Given task
Quote every line below exactly and skip any picture.

Information provided
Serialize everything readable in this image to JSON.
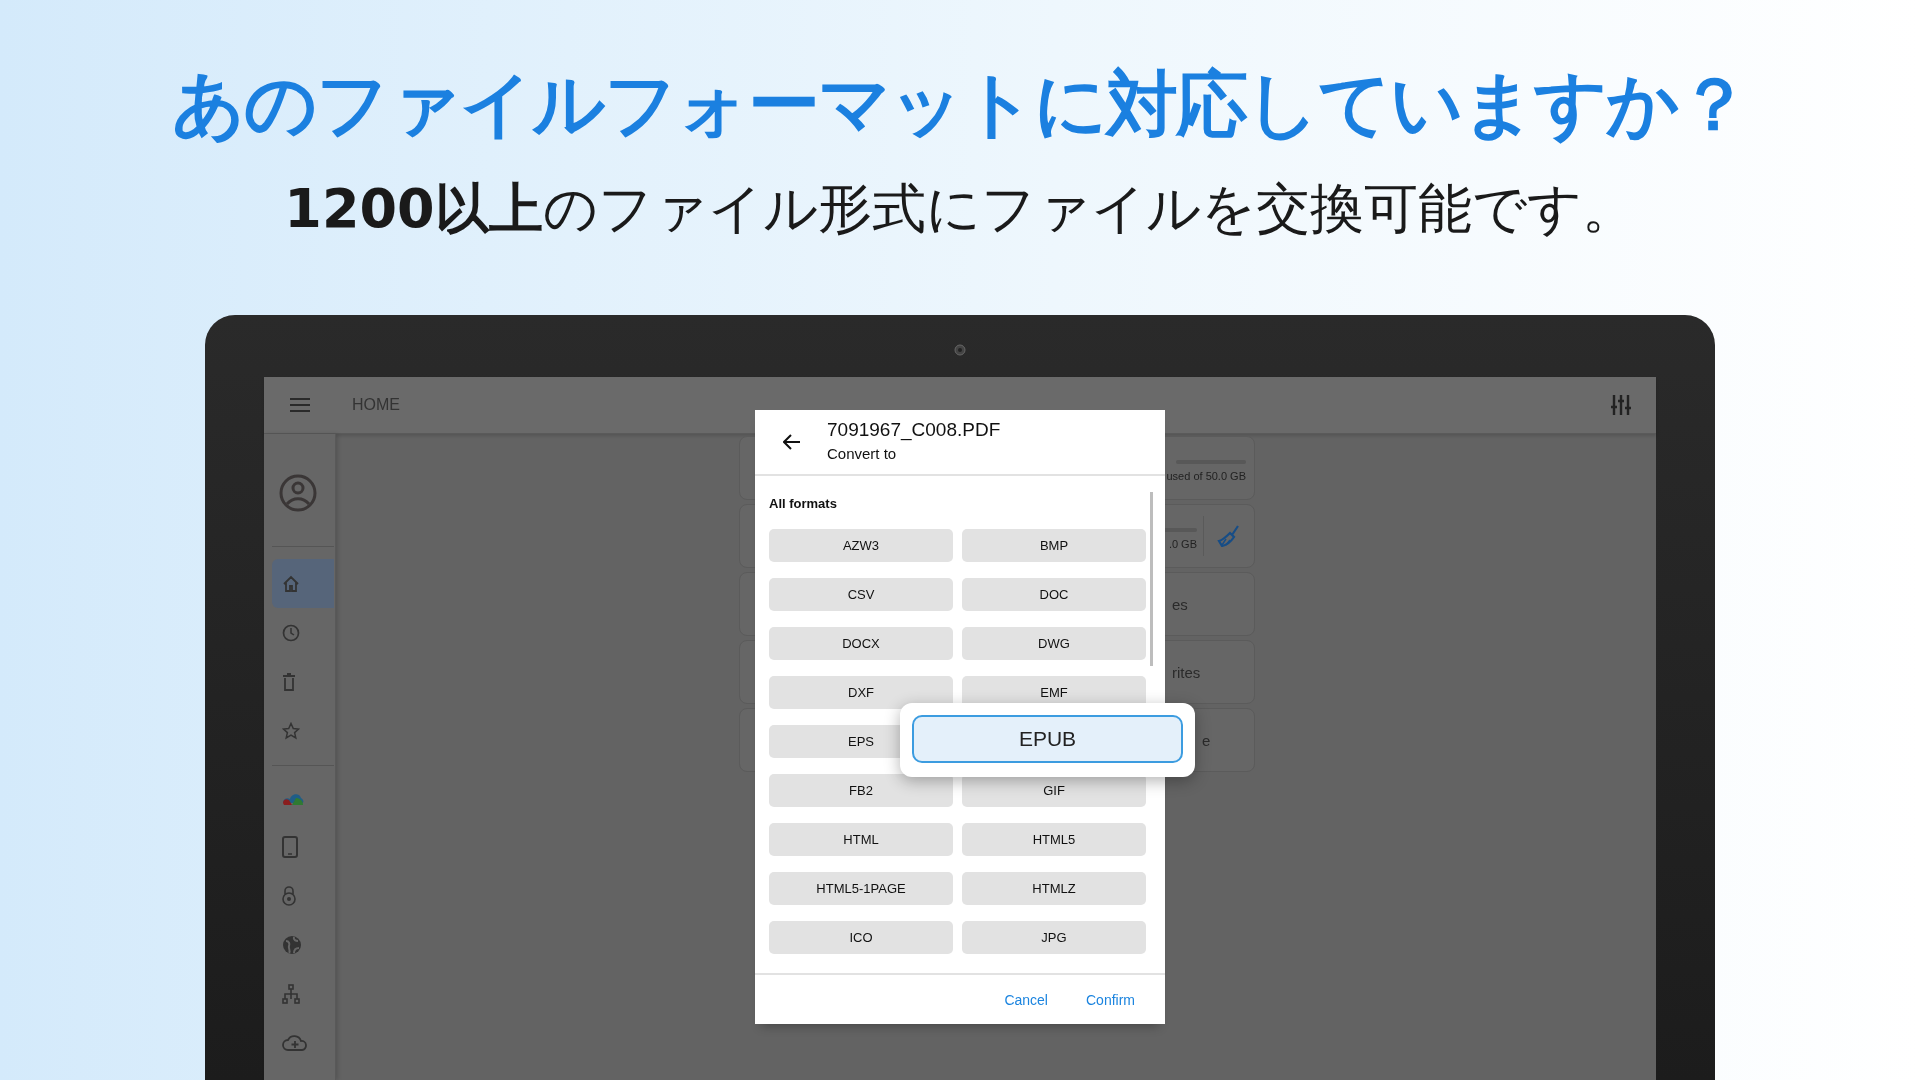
{
  "headline": "あのファイルフォーマットに対応していますか？",
  "subheadline": "**1200以上**のファイル形式にファイルを交換可能です。",
  "app_bar": {
    "title": "HOME"
  },
  "sidebar": {
    "items": [
      {
        "selected": true
      },
      {
        "selected": false
      },
      {
        "selected": false
      },
      {
        "selected": false
      }
    ]
  },
  "cards": [
    {
      "kind": "storage",
      "text": "used of 50.0 GB"
    },
    {
      "kind": "storage_clean",
      "text": ".0 GB"
    },
    {
      "kind": "link",
      "text": "es"
    },
    {
      "kind": "link",
      "text": "rites"
    },
    {
      "kind": "link",
      "text": "e"
    }
  ],
  "dialog": {
    "title": "7091967_C008.PDF",
    "subtitle": "Convert to",
    "section": "All formats",
    "formats": [
      {
        "label": "AZW3",
        "selected": false
      },
      {
        "label": "BMP",
        "selected": false
      },
      {
        "label": "CSV",
        "selected": false
      },
      {
        "label": "DOC",
        "selected": false
      },
      {
        "label": "DOCX",
        "selected": false
      },
      {
        "label": "DWG",
        "selected": false
      },
      {
        "label": "DXF",
        "selected": false
      },
      {
        "label": "EMF",
        "selected": false
      },
      {
        "label": "EPS",
        "selected": false
      },
      {
        "label": "EPUB",
        "selected": true
      },
      {
        "label": "FB2",
        "selected": false
      },
      {
        "label": "GIF",
        "selected": false
      },
      {
        "label": "HTML",
        "selected": false
      },
      {
        "label": "HTML5",
        "selected": false
      },
      {
        "label": "HTML5-1PAGE",
        "selected": false
      },
      {
        "label": "HTMLZ",
        "selected": false
      },
      {
        "label": "ICO",
        "selected": false
      },
      {
        "label": "JPG",
        "selected": false
      }
    ],
    "buttons": [
      "Cancel",
      "Confirm"
    ]
  }
}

The reply
Serialize everything readable in this image to JSON.
{
  "headline": "あのファイルフォーマットに対応していますか？",
  "subheadline": "**1200以上**のファイル形式にファイルを交換可能です。",
  "app_bar": {
    "title": "HOME"
  },
  "sidebar": {
    "items": [
      {
        "selected": true
      },
      {
        "selected": false
      },
      {
        "selected": false
      },
      {
        "selected": false
      }
    ]
  },
  "cards": [
    {
      "kind": "storage",
      "text": "used of 50.0 GB"
    },
    {
      "kind": "storage_clean",
      "text": ".0 GB"
    },
    {
      "kind": "link",
      "text": "es"
    },
    {
      "kind": "link",
      "text": "rites"
    },
    {
      "kind": "link",
      "text": "e"
    }
  ],
  "dialog": {
    "title": "7091967_C008.PDF",
    "subtitle": "Convert to",
    "section": "All formats",
    "formats": [
      {
        "label": "AZW3",
        "selected": false
      },
      {
        "label": "BMP",
        "selected": false
      },
      {
        "label": "CSV",
        "selected": false
      },
      {
        "label": "DOC",
        "selected": false
      },
      {
        "label": "DOCX",
        "selected": false
      },
      {
        "label": "DWG",
        "selected": false
      },
      {
        "label": "DXF",
        "selected": false
      },
      {
        "label": "EMF",
        "selected": false
      },
      {
        "label": "EPS",
        "selected": false
      },
      {
        "label": "EPUB",
        "selected": true
      },
      {
        "label": "FB2",
        "selected": false
      },
      {
        "label": "GIF",
        "selected": false
      },
      {
        "label": "HTML",
        "selected": false
      },
      {
        "label": "HTML5",
        "selected": false
      },
      {
        "label": "HTML5-1PAGE",
        "selected": false
      },
      {
        "label": "HTMLZ",
        "selected": false
      },
      {
        "label": "ICO",
        "selected": false
      },
      {
        "label": "JPG",
        "selected": false
      }
    ],
    "buttons": [
      "Cancel",
      "Confirm"
    ]
  }
}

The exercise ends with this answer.